Structured figure records
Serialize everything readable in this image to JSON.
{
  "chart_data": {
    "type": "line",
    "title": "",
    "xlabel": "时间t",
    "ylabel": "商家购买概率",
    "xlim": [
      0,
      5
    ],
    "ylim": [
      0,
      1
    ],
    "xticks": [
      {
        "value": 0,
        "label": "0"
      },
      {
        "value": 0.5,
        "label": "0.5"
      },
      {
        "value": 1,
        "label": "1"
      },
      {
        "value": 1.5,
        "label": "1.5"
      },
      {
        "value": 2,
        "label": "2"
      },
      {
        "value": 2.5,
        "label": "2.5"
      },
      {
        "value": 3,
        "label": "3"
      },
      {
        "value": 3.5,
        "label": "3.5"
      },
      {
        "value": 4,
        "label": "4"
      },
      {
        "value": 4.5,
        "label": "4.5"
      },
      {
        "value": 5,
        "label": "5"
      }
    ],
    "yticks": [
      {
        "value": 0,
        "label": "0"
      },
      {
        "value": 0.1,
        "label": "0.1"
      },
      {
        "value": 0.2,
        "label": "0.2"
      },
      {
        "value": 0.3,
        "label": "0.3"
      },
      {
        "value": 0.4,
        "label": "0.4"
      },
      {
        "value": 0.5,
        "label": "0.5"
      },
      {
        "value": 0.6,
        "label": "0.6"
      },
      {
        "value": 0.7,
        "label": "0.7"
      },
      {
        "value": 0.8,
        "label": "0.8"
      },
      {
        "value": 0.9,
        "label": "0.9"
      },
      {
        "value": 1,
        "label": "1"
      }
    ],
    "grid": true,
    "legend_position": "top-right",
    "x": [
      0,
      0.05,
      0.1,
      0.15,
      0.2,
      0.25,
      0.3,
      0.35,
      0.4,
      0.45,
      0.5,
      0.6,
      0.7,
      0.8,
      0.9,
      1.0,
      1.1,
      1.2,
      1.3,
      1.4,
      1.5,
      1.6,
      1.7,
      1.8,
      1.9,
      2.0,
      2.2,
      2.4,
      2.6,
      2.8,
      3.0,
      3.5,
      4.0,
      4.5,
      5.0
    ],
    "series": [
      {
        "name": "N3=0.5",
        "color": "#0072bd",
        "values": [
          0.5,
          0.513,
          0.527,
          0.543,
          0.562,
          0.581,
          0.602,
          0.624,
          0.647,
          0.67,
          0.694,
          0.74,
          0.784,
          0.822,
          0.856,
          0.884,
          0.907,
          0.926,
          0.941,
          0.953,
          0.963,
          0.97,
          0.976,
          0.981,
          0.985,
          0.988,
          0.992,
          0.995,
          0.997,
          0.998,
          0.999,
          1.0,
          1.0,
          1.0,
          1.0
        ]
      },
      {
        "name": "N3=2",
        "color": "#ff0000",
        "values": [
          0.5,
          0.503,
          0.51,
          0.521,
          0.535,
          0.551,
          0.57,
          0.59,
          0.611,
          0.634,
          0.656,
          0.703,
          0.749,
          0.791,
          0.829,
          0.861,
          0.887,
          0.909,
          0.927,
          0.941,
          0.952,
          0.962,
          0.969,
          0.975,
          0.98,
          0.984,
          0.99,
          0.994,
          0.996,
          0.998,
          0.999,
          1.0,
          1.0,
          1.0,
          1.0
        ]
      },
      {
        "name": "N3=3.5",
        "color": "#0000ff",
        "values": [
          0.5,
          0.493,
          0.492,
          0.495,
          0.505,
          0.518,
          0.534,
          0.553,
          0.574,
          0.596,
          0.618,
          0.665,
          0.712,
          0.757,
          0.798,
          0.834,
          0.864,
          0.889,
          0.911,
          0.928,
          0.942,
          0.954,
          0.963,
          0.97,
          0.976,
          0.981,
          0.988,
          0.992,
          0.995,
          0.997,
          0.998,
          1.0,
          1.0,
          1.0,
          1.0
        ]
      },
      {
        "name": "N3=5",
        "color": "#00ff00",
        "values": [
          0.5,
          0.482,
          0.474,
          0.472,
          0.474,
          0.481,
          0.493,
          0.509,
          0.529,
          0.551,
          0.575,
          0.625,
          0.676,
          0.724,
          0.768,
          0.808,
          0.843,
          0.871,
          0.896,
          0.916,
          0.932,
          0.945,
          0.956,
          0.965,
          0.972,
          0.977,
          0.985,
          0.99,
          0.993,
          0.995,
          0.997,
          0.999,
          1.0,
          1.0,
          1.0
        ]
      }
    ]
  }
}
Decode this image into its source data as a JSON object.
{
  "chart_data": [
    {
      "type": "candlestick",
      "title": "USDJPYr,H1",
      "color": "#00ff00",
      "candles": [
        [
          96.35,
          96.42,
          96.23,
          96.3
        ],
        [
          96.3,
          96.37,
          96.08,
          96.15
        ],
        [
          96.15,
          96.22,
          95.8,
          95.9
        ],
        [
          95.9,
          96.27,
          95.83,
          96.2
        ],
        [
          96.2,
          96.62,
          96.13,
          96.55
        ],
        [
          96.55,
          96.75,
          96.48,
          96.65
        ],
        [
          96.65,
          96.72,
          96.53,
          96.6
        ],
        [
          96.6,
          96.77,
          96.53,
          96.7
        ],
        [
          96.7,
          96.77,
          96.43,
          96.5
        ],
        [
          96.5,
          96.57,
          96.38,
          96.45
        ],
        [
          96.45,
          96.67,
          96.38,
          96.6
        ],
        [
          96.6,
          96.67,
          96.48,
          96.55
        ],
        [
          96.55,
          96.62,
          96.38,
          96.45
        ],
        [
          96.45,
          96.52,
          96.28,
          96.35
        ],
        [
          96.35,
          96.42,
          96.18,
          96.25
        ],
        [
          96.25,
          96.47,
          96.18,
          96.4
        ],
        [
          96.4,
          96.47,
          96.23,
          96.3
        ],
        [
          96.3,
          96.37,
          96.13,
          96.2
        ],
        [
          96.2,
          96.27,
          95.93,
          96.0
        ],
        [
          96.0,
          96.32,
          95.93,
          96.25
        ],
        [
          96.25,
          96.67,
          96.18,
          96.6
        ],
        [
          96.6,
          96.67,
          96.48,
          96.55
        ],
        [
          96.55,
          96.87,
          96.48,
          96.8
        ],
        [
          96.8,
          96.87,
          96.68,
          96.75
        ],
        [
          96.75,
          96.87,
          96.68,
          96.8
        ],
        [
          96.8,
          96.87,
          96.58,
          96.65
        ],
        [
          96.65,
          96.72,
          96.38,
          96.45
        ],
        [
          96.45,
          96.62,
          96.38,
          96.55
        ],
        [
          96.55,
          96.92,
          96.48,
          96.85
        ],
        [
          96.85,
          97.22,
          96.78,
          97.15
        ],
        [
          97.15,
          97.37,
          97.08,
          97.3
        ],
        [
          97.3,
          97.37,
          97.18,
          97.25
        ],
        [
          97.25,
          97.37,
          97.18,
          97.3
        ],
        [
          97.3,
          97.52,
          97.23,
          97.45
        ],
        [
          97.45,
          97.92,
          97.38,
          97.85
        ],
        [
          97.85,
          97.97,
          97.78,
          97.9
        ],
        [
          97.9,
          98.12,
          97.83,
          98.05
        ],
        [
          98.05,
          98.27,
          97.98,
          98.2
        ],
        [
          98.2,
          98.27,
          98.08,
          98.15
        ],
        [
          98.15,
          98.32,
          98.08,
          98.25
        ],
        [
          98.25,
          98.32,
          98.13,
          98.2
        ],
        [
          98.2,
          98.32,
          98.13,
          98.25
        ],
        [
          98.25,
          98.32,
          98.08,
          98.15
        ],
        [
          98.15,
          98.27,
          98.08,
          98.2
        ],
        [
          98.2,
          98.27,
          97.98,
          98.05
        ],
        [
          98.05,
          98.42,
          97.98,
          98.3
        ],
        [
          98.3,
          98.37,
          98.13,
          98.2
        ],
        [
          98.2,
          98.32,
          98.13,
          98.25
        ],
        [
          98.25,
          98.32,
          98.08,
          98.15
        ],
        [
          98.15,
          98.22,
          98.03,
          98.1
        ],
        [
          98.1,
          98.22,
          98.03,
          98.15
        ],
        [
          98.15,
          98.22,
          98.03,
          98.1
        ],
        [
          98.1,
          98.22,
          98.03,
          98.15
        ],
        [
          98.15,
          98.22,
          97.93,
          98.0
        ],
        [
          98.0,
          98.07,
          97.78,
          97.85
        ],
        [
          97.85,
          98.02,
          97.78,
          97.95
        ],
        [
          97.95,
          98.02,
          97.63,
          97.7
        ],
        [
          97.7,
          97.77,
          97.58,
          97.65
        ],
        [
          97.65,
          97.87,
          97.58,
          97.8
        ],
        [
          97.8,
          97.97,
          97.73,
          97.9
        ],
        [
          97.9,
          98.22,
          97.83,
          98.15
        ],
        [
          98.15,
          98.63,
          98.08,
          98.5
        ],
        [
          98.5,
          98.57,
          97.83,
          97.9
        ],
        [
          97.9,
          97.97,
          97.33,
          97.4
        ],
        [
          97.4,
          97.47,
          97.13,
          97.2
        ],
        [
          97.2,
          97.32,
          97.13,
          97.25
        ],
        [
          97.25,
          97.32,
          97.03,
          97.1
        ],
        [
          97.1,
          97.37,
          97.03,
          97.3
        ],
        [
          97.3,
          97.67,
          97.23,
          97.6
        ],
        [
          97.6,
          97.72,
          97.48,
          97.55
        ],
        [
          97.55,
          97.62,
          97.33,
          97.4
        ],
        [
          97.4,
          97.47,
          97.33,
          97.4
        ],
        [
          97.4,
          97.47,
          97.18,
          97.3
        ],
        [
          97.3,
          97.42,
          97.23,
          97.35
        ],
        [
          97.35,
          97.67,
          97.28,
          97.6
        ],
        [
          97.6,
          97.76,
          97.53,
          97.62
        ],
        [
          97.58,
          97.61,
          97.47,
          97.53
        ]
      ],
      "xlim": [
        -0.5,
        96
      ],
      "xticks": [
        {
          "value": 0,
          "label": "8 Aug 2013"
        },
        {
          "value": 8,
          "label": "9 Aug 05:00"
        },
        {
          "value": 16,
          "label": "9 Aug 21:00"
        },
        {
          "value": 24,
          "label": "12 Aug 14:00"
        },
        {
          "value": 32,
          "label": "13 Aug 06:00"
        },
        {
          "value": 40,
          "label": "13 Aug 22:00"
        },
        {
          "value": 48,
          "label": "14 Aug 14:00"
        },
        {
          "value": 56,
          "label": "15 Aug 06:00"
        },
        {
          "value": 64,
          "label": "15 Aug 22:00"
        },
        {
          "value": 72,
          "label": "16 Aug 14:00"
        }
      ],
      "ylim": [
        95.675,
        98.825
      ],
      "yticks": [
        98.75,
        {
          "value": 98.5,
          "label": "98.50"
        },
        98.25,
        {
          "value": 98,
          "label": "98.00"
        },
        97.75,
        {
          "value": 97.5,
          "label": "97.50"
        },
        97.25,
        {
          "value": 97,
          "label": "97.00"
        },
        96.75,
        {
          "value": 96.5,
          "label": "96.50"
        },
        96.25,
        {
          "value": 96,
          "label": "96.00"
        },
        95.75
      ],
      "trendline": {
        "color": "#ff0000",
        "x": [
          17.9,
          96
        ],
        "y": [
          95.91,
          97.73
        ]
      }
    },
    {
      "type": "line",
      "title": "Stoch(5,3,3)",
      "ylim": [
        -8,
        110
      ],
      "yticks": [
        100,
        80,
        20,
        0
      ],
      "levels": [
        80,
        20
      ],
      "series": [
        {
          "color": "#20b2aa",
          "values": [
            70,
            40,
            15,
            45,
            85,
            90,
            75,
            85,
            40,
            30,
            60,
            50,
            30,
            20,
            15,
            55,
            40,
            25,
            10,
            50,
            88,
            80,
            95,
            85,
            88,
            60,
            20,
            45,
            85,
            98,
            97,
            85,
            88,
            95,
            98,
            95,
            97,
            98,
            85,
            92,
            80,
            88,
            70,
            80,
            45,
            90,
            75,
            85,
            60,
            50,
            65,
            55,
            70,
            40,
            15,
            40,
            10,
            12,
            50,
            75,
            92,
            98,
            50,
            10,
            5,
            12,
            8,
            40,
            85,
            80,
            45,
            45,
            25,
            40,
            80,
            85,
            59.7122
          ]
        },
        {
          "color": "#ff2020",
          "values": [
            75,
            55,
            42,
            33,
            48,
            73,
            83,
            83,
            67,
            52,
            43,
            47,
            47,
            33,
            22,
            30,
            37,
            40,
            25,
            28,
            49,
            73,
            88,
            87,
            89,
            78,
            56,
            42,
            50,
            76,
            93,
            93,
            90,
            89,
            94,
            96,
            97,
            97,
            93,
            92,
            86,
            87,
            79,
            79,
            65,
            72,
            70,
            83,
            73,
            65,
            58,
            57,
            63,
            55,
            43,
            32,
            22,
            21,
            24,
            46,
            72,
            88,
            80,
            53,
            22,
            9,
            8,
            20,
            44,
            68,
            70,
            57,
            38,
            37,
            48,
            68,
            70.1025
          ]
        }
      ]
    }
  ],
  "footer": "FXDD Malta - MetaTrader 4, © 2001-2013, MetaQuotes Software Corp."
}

▶ TASK TO COMPLETE:
Find and copy each line above that includes the string "this".

▶ EXERCISE RESULT:
Serialize everything readable in this image to JSON.
Decode this image into its source data as a JSON object.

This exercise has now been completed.